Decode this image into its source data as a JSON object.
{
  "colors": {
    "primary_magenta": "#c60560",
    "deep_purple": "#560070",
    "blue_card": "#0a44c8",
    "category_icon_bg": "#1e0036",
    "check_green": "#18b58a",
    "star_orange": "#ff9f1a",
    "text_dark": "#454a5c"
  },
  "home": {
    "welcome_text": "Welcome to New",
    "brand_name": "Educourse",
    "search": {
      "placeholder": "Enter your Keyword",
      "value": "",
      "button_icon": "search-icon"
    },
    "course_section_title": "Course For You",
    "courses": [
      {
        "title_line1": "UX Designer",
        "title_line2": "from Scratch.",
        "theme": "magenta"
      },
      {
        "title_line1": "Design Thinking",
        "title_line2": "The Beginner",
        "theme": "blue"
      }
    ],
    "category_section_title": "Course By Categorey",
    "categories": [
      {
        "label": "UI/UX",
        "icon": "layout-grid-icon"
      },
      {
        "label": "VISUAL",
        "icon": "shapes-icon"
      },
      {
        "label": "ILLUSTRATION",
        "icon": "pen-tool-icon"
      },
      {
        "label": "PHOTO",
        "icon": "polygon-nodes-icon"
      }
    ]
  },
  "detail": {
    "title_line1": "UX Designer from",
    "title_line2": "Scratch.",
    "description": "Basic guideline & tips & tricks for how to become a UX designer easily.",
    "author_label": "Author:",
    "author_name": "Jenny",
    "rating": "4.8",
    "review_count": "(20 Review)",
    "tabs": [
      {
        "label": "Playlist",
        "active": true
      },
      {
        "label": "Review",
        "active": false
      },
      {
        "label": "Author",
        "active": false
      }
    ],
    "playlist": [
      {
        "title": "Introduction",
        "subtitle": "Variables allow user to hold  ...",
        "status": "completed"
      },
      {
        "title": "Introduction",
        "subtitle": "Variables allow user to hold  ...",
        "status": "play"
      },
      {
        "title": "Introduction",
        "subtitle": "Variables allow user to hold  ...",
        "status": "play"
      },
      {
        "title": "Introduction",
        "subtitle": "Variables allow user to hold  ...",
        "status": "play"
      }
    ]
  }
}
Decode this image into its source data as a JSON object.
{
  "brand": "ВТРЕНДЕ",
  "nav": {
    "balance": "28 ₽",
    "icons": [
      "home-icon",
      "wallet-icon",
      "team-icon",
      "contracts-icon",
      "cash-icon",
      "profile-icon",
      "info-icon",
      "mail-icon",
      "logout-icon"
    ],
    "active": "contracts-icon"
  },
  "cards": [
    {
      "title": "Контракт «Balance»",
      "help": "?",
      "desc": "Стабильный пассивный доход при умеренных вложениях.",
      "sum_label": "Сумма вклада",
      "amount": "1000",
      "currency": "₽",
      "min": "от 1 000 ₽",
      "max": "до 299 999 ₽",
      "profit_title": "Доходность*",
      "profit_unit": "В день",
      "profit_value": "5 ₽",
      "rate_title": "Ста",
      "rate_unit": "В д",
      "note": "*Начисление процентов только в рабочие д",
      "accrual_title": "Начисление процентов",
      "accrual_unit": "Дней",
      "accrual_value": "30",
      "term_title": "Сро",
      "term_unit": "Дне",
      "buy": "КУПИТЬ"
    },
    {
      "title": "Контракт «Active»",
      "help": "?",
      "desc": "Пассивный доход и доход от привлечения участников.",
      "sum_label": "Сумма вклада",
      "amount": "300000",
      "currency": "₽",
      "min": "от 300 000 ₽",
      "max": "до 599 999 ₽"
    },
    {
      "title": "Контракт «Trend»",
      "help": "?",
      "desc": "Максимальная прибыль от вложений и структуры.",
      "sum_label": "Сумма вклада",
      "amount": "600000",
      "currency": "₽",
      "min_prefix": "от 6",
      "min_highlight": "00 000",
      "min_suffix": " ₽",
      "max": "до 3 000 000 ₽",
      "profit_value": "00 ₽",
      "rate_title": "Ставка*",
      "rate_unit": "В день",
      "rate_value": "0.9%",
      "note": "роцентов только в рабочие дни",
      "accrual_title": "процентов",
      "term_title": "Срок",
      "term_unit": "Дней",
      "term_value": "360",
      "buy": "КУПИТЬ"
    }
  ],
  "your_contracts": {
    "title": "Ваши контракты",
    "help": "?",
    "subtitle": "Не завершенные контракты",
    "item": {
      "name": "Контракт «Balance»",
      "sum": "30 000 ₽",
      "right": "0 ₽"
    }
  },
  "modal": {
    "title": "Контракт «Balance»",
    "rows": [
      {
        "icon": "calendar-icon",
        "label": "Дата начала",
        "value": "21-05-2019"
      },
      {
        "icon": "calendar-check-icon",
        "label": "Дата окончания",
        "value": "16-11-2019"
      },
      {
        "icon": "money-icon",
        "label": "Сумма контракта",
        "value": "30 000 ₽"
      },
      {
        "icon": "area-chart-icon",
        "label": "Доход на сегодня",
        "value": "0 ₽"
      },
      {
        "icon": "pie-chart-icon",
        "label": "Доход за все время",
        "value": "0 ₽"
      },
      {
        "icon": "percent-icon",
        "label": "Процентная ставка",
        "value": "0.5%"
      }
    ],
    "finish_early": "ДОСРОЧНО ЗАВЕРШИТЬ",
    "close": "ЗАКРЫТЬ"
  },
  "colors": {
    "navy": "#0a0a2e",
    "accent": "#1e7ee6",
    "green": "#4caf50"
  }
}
===============
## Task directions
Write out the listing once more, matching it exactly.

## Exercise solution
Decode this image into its source data as a JSON object.
{
  "colors": {
    "primary_magenta": "#c60560",
    "deep_purple": "#560070",
    "blue_card": "#0a44c8",
    "category_icon_bg": "#1e0036",
    "check_green": "#18b58a",
    "star_orange": "#ff9f1a",
    "text_dark": "#454a5c"
  },
  "home": {
    "welcome_text": "Welcome to New",
    "brand_name": "Educourse",
    "search": {
      "placeholder": "Enter your Keyword",
      "value": "",
      "button_icon": "search-icon"
    },
    "course_section_title": "Course For You",
    "courses": [
      {
        "title_line1": "UX Designer",
        "title_line2": "from Scratch.",
        "theme": "magenta"
      },
      {
        "title_line1": "Design Thinking",
        "title_line2": "The Beginner",
        "theme": "blue"
      }
    ],
    "category_section_title": "Course By Categorey",
    "categories": [
      {
        "label": "UI/UX",
        "icon": "layout-grid-icon"
      },
      {
        "label": "VISUAL",
        "icon": "shapes-icon"
      },
      {
        "label": "ILLUSTRATION",
        "icon": "pen-tool-icon"
      },
      {
        "label": "PHOTO",
        "icon": "polygon-nodes-icon"
      }
    ]
  },
  "detail": {
    "title_line1": "UX Designer from",
    "title_line2": "Scratch.",
    "description": "Basic guideline & tips & tricks for how to become a UX designer easily.",
    "author_label": "Author:",
    "author_name": "Jenny",
    "rating": "4.8",
    "review_count": "(20 Review)",
    "tabs": [
      {
        "label": "Playlist",
        "active": true
      },
      {
        "label": "Review",
        "active": false
      },
      {
        "label": "Author",
        "active": false
      }
    ],
    "playlist": [
      {
        "title": "Introduction",
        "subtitle": "Variables allow user to hold  ...",
        "status": "completed"
      },
      {
        "title": "Introduction",
        "subtitle": "Variables allow user to hold  ...",
        "status": "play"
      },
      {
        "title": "Introduction",
        "subtitle": "Variables allow user to hold  ...",
        "status": "play"
      },
      {
        "title": "Introduction",
        "subtitle": "Variables allow user to hold  ...",
        "status": "play"
      }
    ]
  }
}
Decode this image into its source data as a JSON object.
{
  "brand": "ВТРЕНДЕ",
  "nav": {
    "balance": "28 ₽",
    "icons": [
      "home-icon",
      "wallet-icon",
      "team-icon",
      "contracts-icon",
      "cash-icon",
      "profile-icon",
      "info-icon",
      "mail-icon",
      "logout-icon"
    ],
    "active": "contracts-icon"
  },
  "cards": [
    {
      "title": "Контракт «Balance»",
      "help": "?",
      "desc": "Стабильный пассивный доход при умеренных вложениях.",
      "sum_label": "Сумма вклада",
      "amount": "1000",
      "currency": "₽",
      "min": "от 1 000 ₽",
      "max": "до 299 999 ₽",
      "profit_title": "Доходность*",
      "profit_unit": "В день",
      "profit_value": "5 ₽",
      "rate_title": "Ста",
      "rate_unit": "В д",
      "note": "*Начисление процентов только в рабочие д",
      "accrual_title": "Начисление процентов",
      "accrual_unit": "Дней",
      "accrual_value": "30",
      "term_title": "Сро",
      "term_unit": "Дне",
      "buy": "КУПИТЬ"
    },
    {
      "title": "Контракт «Active»",
      "help": "?",
      "desc": "Пассивный доход и доход от привлечения участников.",
      "sum_label": "Сумма вклада",
      "amount": "300000",
      "currency": "₽",
      "min": "от 300 000 ₽",
      "max": "до 599 999 ₽"
    },
    {
      "title": "Контракт «Trend»",
      "help": "?",
      "desc": "Максимальная прибыль от вложений и структуры.",
      "sum_label": "Сумма вклада",
      "amount": "600000",
      "currency": "₽",
      "min_prefix": "от 6",
      "min_highlight": "00 000",
      "min_suffix": " ₽",
      "max": "до 3 000 000 ₽",
      "profit_value": "00 ₽",
      "rate_title": "Ставка*",
      "rate_unit": "В день",
      "rate_value": "0.9%",
      "note": "роцентов только в рабочие дни",
      "accrual_title": "процентов",
      "term_title": "Срок",
      "term_unit": "Дней",
      "term_value": "360",
      "buy": "КУПИТЬ"
    }
  ],
  "your_contracts": {
    "title": "Ваши контракты",
    "help": "?",
    "subtitle": "Не завершенные контракты",
    "item": {
      "name": "Контракт «Balance»",
      "sum": "30 000 ₽",
      "right": "0 ₽"
    }
  },
  "modal": {
    "title": "Контракт «Balance»",
    "rows": [
      {
        "icon": "calendar-icon",
        "label": "Дата начала",
        "value": "21-05-2019"
      },
      {
        "icon": "calendar-check-icon",
        "label": "Дата окончания",
        "value": "16-11-2019"
      },
      {
        "icon": "money-icon",
        "label": "Сумма контракта",
        "value": "30 000 ₽"
      },
      {
        "icon": "area-chart-icon",
        "label": "Доход на сегодня",
        "value": "0 ₽"
      },
      {
        "icon": "pie-chart-icon",
        "label": "Доход за все время",
        "value": "0 ₽"
      },
      {
        "icon": "percent-icon",
        "label": "Процентная ставка",
        "value": "0.5%"
      }
    ],
    "finish_early": "ДОСРОЧНО ЗАВЕРШИТЬ",
    "close": "ЗАКРЫТЬ"
  },
  "colors": {
    "navy": "#0a0a2e",
    "accent": "#1e7ee6",
    "green": "#4caf50"
  }
}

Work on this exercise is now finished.